Goal. Locate the word "desc" in the data below, then copy every line that holds it.

Records provided.
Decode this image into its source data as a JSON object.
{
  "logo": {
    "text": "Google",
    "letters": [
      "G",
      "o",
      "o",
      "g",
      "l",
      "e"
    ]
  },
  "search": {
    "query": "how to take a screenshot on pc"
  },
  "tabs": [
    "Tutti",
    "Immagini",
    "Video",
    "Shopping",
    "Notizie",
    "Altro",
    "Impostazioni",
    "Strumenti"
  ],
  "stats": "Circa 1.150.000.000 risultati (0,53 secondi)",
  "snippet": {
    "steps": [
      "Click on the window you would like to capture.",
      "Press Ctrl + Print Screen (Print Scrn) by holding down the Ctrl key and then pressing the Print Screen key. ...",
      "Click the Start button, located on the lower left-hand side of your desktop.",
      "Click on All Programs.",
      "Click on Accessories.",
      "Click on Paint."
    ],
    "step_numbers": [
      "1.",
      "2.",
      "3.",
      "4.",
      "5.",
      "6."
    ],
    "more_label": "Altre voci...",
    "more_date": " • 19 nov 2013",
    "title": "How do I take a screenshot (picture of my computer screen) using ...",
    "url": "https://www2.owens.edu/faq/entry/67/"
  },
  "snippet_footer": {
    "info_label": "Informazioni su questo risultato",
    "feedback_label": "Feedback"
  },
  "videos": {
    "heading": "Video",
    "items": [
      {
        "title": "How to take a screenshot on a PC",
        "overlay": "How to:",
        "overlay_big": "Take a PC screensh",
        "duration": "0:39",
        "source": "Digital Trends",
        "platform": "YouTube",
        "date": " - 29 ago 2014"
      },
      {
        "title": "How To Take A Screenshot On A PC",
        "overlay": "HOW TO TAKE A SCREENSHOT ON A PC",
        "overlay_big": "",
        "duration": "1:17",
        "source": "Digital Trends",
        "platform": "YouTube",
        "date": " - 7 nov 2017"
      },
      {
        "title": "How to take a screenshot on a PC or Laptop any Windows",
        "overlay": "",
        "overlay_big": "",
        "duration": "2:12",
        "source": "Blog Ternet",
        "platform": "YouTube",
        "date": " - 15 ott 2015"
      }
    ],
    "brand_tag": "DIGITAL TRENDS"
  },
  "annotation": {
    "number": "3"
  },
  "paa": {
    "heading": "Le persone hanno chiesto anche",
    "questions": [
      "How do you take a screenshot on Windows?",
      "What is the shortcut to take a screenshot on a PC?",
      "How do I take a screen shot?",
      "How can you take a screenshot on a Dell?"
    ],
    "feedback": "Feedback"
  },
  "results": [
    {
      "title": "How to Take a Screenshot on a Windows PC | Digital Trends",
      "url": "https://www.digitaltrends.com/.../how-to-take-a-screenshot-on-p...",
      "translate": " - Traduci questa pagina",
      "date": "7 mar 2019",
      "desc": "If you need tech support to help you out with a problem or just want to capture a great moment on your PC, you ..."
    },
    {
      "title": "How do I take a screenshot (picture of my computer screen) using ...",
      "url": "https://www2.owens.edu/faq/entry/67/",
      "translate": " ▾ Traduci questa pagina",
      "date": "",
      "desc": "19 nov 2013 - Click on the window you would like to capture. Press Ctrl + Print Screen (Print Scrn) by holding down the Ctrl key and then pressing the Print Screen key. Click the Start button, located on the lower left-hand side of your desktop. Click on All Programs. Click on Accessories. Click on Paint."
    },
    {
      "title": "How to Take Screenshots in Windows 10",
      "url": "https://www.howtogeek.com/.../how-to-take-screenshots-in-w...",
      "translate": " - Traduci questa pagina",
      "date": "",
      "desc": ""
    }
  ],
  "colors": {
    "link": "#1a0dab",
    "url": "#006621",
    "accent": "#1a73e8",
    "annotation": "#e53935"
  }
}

Completed task.
      "desc": "If you need tech support to help you out with a problem or just want to capture a great moment on your PC, you ..."
      "desc": "19 nov 2013 - Click on the window you would like to capture. Press Ctrl + Print Screen (Print Scrn) by holding down the Ctrl key and then pressing the Print Screen key. Click the Start button, located on the lower left-hand side of your desktop. Click on All Programs. Click on Accessories. Click on Paint."
      "desc": ""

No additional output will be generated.